--- Begin MATERIAL ---
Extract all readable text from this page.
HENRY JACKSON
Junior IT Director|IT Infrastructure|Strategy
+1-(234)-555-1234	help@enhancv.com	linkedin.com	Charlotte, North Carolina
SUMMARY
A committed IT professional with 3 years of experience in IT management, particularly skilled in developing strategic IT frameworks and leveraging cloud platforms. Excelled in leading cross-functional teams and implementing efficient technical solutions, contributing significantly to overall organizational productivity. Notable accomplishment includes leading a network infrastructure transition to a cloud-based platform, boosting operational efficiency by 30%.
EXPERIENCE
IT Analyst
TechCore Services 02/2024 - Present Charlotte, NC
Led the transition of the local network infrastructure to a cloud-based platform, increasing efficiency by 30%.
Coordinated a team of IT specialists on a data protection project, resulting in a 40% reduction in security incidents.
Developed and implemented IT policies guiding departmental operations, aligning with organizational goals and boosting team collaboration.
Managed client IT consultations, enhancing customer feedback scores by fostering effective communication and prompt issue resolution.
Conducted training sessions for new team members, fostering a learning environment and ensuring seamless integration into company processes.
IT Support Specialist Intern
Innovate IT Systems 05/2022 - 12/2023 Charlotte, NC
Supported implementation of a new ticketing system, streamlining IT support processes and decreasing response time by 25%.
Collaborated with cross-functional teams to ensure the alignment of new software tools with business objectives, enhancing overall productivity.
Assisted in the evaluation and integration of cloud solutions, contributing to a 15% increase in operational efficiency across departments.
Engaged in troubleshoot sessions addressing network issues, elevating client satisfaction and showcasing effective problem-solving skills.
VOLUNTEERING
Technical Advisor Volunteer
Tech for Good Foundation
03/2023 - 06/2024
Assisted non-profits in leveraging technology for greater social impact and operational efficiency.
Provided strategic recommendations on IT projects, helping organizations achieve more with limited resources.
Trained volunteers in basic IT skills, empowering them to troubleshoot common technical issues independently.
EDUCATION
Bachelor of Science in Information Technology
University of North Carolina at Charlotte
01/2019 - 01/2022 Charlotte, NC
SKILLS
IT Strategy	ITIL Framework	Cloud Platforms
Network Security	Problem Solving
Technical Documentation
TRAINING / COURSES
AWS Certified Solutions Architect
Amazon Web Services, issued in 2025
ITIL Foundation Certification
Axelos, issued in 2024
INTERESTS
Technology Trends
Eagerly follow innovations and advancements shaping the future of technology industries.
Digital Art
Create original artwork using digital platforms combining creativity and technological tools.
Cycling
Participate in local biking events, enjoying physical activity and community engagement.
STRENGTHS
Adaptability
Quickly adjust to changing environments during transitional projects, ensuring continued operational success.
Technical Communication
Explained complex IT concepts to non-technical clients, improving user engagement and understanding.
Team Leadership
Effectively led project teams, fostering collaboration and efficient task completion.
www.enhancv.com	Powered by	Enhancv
--- End MATERIAL ---
[STATED GOAL]:
Collect the lines that hold "Charlotte".

[OUTPUT OF THE EXERCISE]:
+1-(234)-555-1234	help@enhancv.com	linkedin.com	Charlotte, North Carolina
TechCore Services 02/2024 - Present Charlotte, NC
Innovate IT Systems 05/2022 - 12/2023 Charlotte, NC
University of North Carolina at Charlotte
01/2019 - 01/2022 Charlotte, NC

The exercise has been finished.